WHAT THIS TASK INVOLVES ::
Return the listing word for word, as given.

MATERIAL FOR THIS TASK ::
-- Start --
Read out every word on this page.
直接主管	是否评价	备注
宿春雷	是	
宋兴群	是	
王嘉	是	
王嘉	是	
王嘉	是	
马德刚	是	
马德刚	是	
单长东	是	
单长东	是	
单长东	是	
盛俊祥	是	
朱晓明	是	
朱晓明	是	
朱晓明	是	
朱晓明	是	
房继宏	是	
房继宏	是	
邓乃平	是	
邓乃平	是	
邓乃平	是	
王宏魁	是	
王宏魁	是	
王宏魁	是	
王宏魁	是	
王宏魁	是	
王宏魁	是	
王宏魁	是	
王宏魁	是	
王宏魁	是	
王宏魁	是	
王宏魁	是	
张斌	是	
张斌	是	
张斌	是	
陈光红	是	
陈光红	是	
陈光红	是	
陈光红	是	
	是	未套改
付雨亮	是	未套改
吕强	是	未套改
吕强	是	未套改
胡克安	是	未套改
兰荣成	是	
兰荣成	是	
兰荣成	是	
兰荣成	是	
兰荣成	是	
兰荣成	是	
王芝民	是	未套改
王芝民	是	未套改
-- End --
SOLUTION TO THIS EXERCISE ::
Read out every word on this page.
直接主管	是否评价	备注
宿春雷	是	
宋兴群	是	
王嘉	是	
王嘉	是	
王嘉	是	
马德刚	是	
马德刚	是	
单长东	是	
单长东	是	
单长东	是	
盛俊祥	是	
朱晓明	是	
朱晓明	是	
朱晓明	是	
朱晓明	是	
房继宏	是	
房继宏	是	
邓乃平	是	
邓乃平	是	
邓乃平	是	
王宏魁	是	
王宏魁	是	
王宏魁	是	
王宏魁	是	
王宏魁	是	
王宏魁	是	
王宏魁	是	
王宏魁	是	
王宏魁	是	
王宏魁	是	
王宏魁	是	
张斌	是	
张斌	是	
张斌	是	
陈光红	是	
陈光红	是	
陈光红	是	
陈光红	是	
	是	未套改
付雨亮	是	未套改
吕强	是	未套改
吕强	是	未套改
胡克安	是	未套改
兰荣成	是	
兰荣成	是	
兰荣成	是	
兰荣成	是	
兰荣成	是	
兰荣成	是	
王芝民	是	未套改
王芝民	是	未套改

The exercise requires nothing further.